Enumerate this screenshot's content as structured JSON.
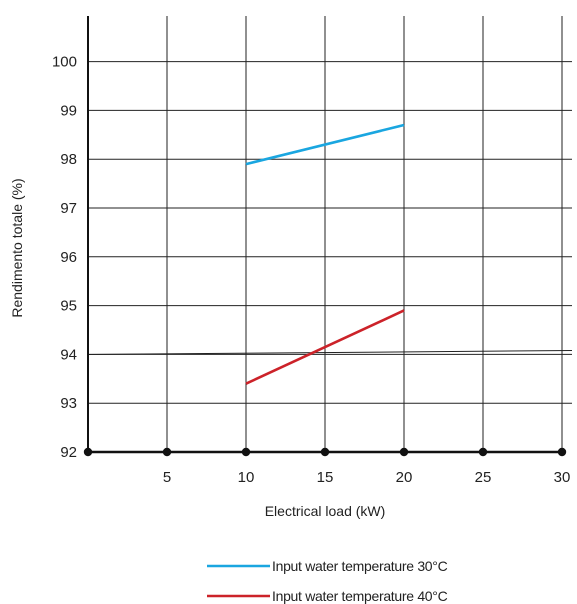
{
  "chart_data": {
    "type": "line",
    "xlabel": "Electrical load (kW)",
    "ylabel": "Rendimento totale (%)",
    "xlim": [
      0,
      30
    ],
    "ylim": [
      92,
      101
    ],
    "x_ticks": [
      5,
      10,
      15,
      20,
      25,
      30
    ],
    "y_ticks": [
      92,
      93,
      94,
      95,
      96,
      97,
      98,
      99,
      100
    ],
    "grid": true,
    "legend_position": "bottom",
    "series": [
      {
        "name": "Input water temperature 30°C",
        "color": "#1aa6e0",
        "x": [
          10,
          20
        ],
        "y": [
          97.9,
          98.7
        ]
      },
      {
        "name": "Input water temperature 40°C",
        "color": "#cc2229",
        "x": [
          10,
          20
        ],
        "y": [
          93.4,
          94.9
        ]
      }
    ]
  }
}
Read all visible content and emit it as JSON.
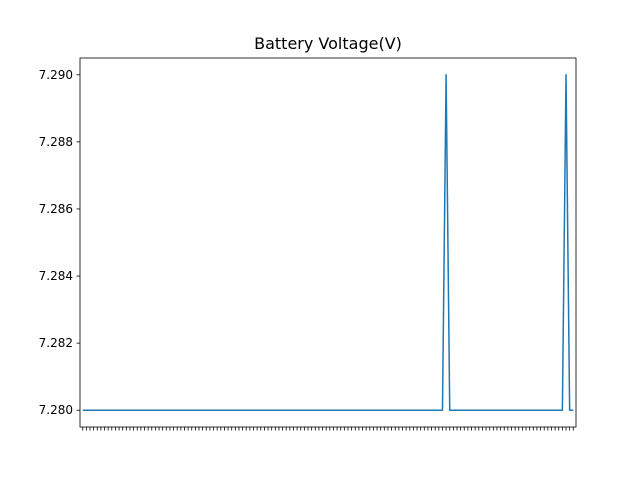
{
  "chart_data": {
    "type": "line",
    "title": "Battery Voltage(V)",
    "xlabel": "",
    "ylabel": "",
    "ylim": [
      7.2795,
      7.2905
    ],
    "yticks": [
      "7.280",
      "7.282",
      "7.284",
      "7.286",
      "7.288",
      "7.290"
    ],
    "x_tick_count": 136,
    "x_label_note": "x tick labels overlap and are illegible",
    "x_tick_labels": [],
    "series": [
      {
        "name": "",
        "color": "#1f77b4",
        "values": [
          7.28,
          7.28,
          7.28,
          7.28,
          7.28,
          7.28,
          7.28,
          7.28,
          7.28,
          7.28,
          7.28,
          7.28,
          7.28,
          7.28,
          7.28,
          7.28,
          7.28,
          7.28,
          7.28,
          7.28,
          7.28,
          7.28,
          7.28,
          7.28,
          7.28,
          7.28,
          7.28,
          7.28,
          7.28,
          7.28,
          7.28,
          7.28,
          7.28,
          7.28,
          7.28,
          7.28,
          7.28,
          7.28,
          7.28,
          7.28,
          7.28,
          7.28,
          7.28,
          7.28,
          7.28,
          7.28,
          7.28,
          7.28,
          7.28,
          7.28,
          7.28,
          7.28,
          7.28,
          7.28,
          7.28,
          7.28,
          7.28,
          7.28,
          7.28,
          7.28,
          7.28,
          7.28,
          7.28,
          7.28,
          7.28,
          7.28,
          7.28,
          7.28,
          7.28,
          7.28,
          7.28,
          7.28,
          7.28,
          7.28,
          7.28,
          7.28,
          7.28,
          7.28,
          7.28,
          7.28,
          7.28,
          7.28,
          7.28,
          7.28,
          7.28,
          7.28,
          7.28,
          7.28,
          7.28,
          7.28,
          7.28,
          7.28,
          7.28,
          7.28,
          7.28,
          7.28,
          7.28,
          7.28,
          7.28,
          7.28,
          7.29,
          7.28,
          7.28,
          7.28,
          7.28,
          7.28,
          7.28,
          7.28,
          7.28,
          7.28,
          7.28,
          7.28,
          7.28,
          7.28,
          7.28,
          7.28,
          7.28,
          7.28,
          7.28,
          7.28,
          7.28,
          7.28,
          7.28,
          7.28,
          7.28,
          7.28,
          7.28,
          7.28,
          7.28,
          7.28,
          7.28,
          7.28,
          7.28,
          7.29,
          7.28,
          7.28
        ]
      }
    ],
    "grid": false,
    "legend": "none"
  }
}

* * *

> **What this task involves**: Retype all the records shown above, character for character. Omit every picture.

> **Written reply**:
Enumerate this screenshot's content as structured JSON.
{
  "chart_data": {
    "type": "line",
    "xlabel": "Electrical load (kW)",
    "ylabel": "Rendimento totale (%)",
    "xlim": [
      0,
      30
    ],
    "ylim": [
      92,
      101
    ],
    "x_ticks": [
      5,
      10,
      15,
      20,
      25,
      30
    ],
    "y_ticks": [
      92,
      93,
      94,
      95,
      96,
      97,
      98,
      99,
      100
    ],
    "grid": true,
    "legend_position": "bottom",
    "series": [
      {
        "name": "Input water temperature 30°C",
        "color": "#1aa6e0",
        "x": [
          10,
          20
        ],
        "y": [
          97.9,
          98.7
        ]
      },
      {
        "name": "Input water temperature 40°C",
        "color": "#cc2229",
        "x": [
          10,
          20
        ],
        "y": [
          93.4,
          94.9
        ]
      }
    ]
  }
}
Read all visible content and emit it as JSON.
{
  "chart_data": {
    "type": "line",
    "title": "Battery Voltage(V)",
    "xlabel": "",
    "ylabel": "",
    "ylim": [
      7.2795,
      7.2905
    ],
    "yticks": [
      "7.280",
      "7.282",
      "7.284",
      "7.286",
      "7.288",
      "7.290"
    ],
    "x_tick_count": 136,
    "x_label_note": "x tick labels overlap and are illegible",
    "x_tick_labels": [],
    "series": [
      {
        "name": "",
        "color": "#1f77b4",
        "values": [
          7.28,
          7.28,
          7.28,
          7.28,
          7.28,
          7.28,
          7.28,
          7.28,
          7.28,
          7.28,
          7.28,
          7.28,
          7.28,
          7.28,
          7.28,
          7.28,
          7.28,
          7.28,
          7.28,
          7.28,
          7.28,
          7.28,
          7.28,
          7.28,
          7.28,
          7.28,
          7.28,
          7.28,
          7.28,
          7.28,
          7.28,
          7.28,
          7.28,
          7.28,
          7.28,
          7.28,
          7.28,
          7.28,
          7.28,
          7.28,
          7.28,
          7.28,
          7.28,
          7.28,
          7.28,
          7.28,
          7.28,
          7.28,
          7.28,
          7.28,
          7.28,
          7.28,
          7.28,
          7.28,
          7.28,
          7.28,
          7.28,
          7.28,
          7.28,
          7.28,
          7.28,
          7.28,
          7.28,
          7.28,
          7.28,
          7.28,
          7.28,
          7.28,
          7.28,
          7.28,
          7.28,
          7.28,
          7.28,
          7.28,
          7.28,
          7.28,
          7.28,
          7.28,
          7.28,
          7.28,
          7.28,
          7.28,
          7.28,
          7.28,
          7.28,
          7.28,
          7.28,
          7.28,
          7.28,
          7.28,
          7.28,
          7.28,
          7.28,
          7.28,
          7.28,
          7.28,
          7.28,
          7.28,
          7.28,
          7.28,
          7.29,
          7.28,
          7.28,
          7.28,
          7.28,
          7.28,
          7.28,
          7.28,
          7.28,
          7.28,
          7.28,
          7.28,
          7.28,
          7.28,
          7.28,
          7.28,
          7.28,
          7.28,
          7.28,
          7.28,
          7.28,
          7.28,
          7.28,
          7.28,
          7.28,
          7.28,
          7.28,
          7.28,
          7.28,
          7.28,
          7.28,
          7.28,
          7.28,
          7.29,
          7.28,
          7.28
        ]
      }
    ],
    "grid": false,
    "legend": "none"
  }
}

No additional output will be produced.